Give the lines of the records below as a numbered list, leaving out any blank lines.

# Dataset
○ ○ ○ ○ ○ ○ ○

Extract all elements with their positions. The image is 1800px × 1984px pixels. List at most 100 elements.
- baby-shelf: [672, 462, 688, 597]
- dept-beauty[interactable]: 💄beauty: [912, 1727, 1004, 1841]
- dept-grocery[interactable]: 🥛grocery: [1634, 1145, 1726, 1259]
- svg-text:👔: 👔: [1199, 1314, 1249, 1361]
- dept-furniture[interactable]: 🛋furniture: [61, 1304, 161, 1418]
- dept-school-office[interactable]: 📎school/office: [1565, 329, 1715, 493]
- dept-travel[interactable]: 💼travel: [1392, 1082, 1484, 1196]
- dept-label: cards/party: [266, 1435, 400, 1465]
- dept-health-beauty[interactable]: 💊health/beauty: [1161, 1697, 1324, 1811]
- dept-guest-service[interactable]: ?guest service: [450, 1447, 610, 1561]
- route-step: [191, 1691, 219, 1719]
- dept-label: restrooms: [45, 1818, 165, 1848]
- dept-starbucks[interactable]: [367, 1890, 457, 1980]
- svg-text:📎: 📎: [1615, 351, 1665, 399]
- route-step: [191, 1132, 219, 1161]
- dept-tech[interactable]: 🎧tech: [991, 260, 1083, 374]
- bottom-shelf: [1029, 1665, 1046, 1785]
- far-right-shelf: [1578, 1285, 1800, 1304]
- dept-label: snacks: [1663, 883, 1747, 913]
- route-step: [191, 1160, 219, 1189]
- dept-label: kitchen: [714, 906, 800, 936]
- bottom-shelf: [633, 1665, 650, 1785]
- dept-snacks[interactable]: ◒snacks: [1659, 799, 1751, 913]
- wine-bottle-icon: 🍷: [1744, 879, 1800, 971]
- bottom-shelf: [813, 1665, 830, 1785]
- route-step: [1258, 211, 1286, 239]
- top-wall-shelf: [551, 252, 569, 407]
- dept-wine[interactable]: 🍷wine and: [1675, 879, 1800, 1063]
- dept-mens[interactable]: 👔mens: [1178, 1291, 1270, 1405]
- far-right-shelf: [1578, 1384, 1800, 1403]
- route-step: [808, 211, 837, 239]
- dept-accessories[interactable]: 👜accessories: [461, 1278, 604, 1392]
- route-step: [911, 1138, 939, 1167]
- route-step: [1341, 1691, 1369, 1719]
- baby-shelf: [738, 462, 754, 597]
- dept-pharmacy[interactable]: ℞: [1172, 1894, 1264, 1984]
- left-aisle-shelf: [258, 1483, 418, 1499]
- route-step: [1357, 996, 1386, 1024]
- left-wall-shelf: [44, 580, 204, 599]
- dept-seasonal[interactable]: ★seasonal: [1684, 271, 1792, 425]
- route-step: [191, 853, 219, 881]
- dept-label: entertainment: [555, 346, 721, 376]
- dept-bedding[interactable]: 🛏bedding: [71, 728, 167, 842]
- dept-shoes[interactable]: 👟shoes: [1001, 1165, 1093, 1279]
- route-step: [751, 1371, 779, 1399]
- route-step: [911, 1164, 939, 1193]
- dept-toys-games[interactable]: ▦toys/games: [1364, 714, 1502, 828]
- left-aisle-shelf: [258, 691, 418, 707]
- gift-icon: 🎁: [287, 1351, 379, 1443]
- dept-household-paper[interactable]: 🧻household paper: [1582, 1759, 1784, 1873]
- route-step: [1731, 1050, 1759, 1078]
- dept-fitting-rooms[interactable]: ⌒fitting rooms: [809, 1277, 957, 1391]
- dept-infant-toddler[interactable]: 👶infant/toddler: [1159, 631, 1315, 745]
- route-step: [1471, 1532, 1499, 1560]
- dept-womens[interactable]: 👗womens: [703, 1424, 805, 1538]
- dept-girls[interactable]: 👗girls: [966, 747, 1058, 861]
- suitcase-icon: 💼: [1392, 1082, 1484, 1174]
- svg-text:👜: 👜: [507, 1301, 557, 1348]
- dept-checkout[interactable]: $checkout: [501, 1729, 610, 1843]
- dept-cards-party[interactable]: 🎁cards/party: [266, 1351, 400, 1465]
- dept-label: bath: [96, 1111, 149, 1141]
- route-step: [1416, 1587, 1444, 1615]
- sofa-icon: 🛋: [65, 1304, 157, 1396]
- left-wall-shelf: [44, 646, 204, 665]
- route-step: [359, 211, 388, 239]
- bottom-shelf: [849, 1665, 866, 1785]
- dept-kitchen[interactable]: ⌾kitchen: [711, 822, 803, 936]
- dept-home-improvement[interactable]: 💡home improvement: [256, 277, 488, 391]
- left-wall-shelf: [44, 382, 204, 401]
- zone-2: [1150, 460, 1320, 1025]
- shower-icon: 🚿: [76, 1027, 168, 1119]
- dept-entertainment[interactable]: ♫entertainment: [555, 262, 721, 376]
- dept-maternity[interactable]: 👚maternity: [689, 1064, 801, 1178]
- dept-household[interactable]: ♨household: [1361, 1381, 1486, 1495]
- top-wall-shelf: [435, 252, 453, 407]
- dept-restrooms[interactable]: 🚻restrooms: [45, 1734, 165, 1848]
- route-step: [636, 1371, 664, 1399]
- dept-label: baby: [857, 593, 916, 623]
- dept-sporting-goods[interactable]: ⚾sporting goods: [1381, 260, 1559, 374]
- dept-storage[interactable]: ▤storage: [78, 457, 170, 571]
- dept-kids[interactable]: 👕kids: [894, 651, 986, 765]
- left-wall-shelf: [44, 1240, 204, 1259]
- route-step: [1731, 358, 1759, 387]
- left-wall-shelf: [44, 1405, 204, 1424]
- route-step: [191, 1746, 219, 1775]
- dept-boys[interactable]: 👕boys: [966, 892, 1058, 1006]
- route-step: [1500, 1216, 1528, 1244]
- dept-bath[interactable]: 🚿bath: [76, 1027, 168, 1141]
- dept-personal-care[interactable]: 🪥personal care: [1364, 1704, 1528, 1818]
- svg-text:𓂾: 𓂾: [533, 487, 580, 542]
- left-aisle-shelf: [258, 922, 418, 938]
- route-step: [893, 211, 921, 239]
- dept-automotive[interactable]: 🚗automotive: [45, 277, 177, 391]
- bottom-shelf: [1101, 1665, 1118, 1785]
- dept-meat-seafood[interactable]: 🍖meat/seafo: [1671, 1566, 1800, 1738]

○ ○ ○ ○ ○ ○ ○

# Answer to the task
1. Extract all elements with their positions. The image is 1800px × 1984px pixels. List at most 100 elements.
2. - baby-shelf: [672, 462, 688, 597]
3. - dept-beauty[interactable]: 💄beauty: [912, 1727, 1004, 1841]
4. - dept-grocery[interactable]: 🥛grocery: [1634, 1145, 1726, 1259]
5. - svg-text:👔: 👔: [1199, 1314, 1249, 1361]
6. - dept-furniture[interactable]: 🛋furniture: [61, 1304, 161, 1418]
7. - dept-school-office[interactable]: 📎school/office: [1565, 329, 1715, 493]
8. - dept-travel[interactable]: 💼travel: [1392, 1082, 1484, 1196]
9. - dept-label: cards/party: [266, 1435, 400, 1465]
10. - dept-health-beauty[interactable]: 💊health/beauty: [1161, 1697, 1324, 1811]
11. - dept-guest-service[interactable]: ?guest service: [450, 1447, 610, 1561]
12. - route-step: [191, 1691, 219, 1719]
13. - dept-label: restrooms: [45, 1818, 165, 1848]
14. - dept-starbucks[interactable]: [367, 1890, 457, 1980]
15. - svg-text:📎: 📎: [1615, 351, 1665, 399]
16. - route-step: [191, 1132, 219, 1161]
17. - dept-tech[interactable]: 🎧tech: [991, 260, 1083, 374]
18. - bottom-shelf: [1029, 1665, 1046, 1785]
19. - far-right-shelf: [1578, 1285, 1800, 1304]
20. - dept-label: snacks: [1663, 883, 1747, 913]
21. - route-step: [191, 1160, 219, 1189]
22. - dept-label: kitchen: [714, 906, 800, 936]
23. - bottom-shelf: [633, 1665, 650, 1785]
24. - dept-snacks[interactable]: ◒snacks: [1659, 799, 1751, 913]
25. - wine-bottle-icon: 🍷: [1744, 879, 1800, 971]
26. - bottom-shelf: [813, 1665, 830, 1785]
27. - route-step: [1258, 211, 1286, 239]
28. - top-wall-shelf: [551, 252, 569, 407]
29. - dept-wine[interactable]: 🍷wine and: [1675, 879, 1800, 1063]
30. - dept-mens[interactable]: 👔mens: [1178, 1291, 1270, 1405]
31. - far-right-shelf: [1578, 1384, 1800, 1403]
32. - route-step: [808, 211, 837, 239]
33. - dept-accessories[interactable]: 👜accessories: [461, 1278, 604, 1392]
34. - route-step: [911, 1138, 939, 1167]
35. - route-step: [1341, 1691, 1369, 1719]
36. - baby-shelf: [738, 462, 754, 597]
37. - dept-pharmacy[interactable]: ℞: [1172, 1894, 1264, 1984]
38. - left-aisle-shelf: [258, 1483, 418, 1499]
39. - route-step: [1357, 996, 1386, 1024]
40. - left-wall-shelf: [44, 580, 204, 599]
41. - dept-seasonal[interactable]: ★seasonal: [1684, 271, 1792, 425]
42. - route-step: [191, 853, 219, 881]
43. - dept-label: entertainment: [555, 346, 721, 376]
44. - dept-bedding[interactable]: 🛏bedding: [71, 728, 167, 842]
45. - dept-shoes[interactable]: 👟shoes: [1001, 1165, 1093, 1279]
46. - route-step: [751, 1371, 779, 1399]
47. - route-step: [911, 1164, 939, 1193]
48. - dept-toys-games[interactable]: ▦toys/games: [1364, 714, 1502, 828]
49. - left-aisle-shelf: [258, 691, 418, 707]
50. - gift-icon: 🎁: [287, 1351, 379, 1443]
51. - dept-household-paper[interactable]: 🧻household paper: [1582, 1759, 1784, 1873]
52. - route-step: [1731, 1050, 1759, 1078]
53. - dept-fitting-rooms[interactable]: ⌒fitting rooms: [809, 1277, 957, 1391]
54. - dept-infant-toddler[interactable]: 👶infant/toddler: [1159, 631, 1315, 745]
55. - route-step: [1471, 1532, 1499, 1560]
56. - dept-womens[interactable]: 👗womens: [703, 1424, 805, 1538]
57. - dept-girls[interactable]: 👗girls: [966, 747, 1058, 861]
58. - suitcase-icon: 💼: [1392, 1082, 1484, 1174]
59. - svg-text:👜: 👜: [507, 1301, 557, 1348]
60. - dept-checkout[interactable]: $checkout: [501, 1729, 610, 1843]
61. - dept-cards-party[interactable]: 🎁cards/party: [266, 1351, 400, 1465]
62. - dept-label: bath: [96, 1111, 149, 1141]
63. - route-step: [1416, 1587, 1444, 1615]
64. - sofa-icon: 🛋: [65, 1304, 157, 1396]
65. - left-wall-shelf: [44, 646, 204, 665]
66. - route-step: [359, 211, 388, 239]
67. - bottom-shelf: [849, 1665, 866, 1785]
68. - dept-kitchen[interactable]: ⌾kitchen: [711, 822, 803, 936]
69. - dept-home-improvement[interactable]: 💡home improvement: [256, 277, 488, 391]
70. - left-wall-shelf: [44, 382, 204, 401]
71. - zone-2: [1150, 460, 1320, 1025]
72. - shower-icon: 🚿: [76, 1027, 168, 1119]
73. - dept-entertainment[interactable]: ♫entertainment: [555, 262, 721, 376]
74. - dept-maternity[interactable]: 👚maternity: [689, 1064, 801, 1178]
75. - dept-household[interactable]: ♨household: [1361, 1381, 1486, 1495]
76. - top-wall-shelf: [435, 252, 453, 407]
77. - dept-restrooms[interactable]: 🚻restrooms: [45, 1734, 165, 1848]
78. - route-step: [636, 1371, 664, 1399]
79. - dept-label: baby: [857, 593, 916, 623]
80. - dept-sporting-goods[interactable]: ⚾sporting goods: [1381, 260, 1559, 374]
81. - dept-storage[interactable]: ▤storage: [78, 457, 170, 571]
82. - dept-kids[interactable]: 👕kids: [894, 651, 986, 765]
83. - left-wall-shelf: [44, 1240, 204, 1259]
84. - route-step: [1731, 358, 1759, 387]
85. - left-wall-shelf: [44, 1405, 204, 1424]
86. - route-step: [191, 1746, 219, 1775]
87. - dept-boys[interactable]: 👕boys: [966, 892, 1058, 1006]
88. - route-step: [1500, 1216, 1528, 1244]
89. - dept-bath[interactable]: 🚿bath: [76, 1027, 168, 1141]
90. - dept-personal-care[interactable]: 🪥personal care: [1364, 1704, 1528, 1818]
91. - svg-text:𓂾: 𓂾: [533, 487, 580, 542]
92. - left-aisle-shelf: [258, 922, 418, 938]
93. - route-step: [893, 211, 921, 239]
94. - dept-automotive[interactable]: 🚗automotive: [45, 277, 177, 391]
95. - bottom-shelf: [1101, 1665, 1118, 1785]
96. - dept-meat-seafood[interactable]: 🍖meat/seafo: [1671, 1566, 1800, 1738]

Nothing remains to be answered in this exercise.